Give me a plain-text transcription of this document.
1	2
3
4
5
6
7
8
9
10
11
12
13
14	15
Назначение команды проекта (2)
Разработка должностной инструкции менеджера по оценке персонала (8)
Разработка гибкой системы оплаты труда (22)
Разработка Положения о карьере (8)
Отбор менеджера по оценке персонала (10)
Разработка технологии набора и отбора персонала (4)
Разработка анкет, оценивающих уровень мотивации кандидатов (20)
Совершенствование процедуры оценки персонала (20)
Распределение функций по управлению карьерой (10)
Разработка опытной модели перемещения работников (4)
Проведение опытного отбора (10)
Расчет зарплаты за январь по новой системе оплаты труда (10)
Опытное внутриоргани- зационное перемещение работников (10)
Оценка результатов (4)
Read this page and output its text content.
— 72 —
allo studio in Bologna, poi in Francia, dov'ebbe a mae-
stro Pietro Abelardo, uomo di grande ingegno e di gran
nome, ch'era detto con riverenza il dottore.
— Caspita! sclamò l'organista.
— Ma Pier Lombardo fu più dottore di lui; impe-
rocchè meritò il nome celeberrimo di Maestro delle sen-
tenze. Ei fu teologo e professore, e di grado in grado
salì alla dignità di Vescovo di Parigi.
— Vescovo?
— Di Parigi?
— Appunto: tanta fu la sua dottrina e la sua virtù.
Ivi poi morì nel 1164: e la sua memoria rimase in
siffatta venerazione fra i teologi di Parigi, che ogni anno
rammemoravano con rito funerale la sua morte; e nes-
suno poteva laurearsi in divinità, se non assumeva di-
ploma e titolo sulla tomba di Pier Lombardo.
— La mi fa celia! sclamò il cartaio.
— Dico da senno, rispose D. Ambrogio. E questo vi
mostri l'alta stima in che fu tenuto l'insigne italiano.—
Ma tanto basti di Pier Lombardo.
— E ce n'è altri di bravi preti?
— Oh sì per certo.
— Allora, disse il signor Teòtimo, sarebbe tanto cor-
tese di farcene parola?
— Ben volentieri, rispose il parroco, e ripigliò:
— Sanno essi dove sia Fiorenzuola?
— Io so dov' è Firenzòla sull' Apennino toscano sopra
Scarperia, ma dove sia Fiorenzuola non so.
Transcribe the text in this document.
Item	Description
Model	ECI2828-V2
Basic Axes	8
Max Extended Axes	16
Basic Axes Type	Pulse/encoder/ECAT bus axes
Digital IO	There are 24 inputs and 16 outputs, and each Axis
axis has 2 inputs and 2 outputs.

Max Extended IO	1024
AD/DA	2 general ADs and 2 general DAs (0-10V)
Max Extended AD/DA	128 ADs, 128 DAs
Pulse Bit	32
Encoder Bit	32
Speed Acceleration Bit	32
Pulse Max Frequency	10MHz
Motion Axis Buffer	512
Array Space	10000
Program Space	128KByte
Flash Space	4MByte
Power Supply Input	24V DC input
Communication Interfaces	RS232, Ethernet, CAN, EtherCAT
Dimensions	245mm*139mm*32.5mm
══════════
Each line above that holds the string "Basic" should be copied and shown.

Basic Axes	8
Basic Axes Type	Pulse/encoder/ECAT bus axes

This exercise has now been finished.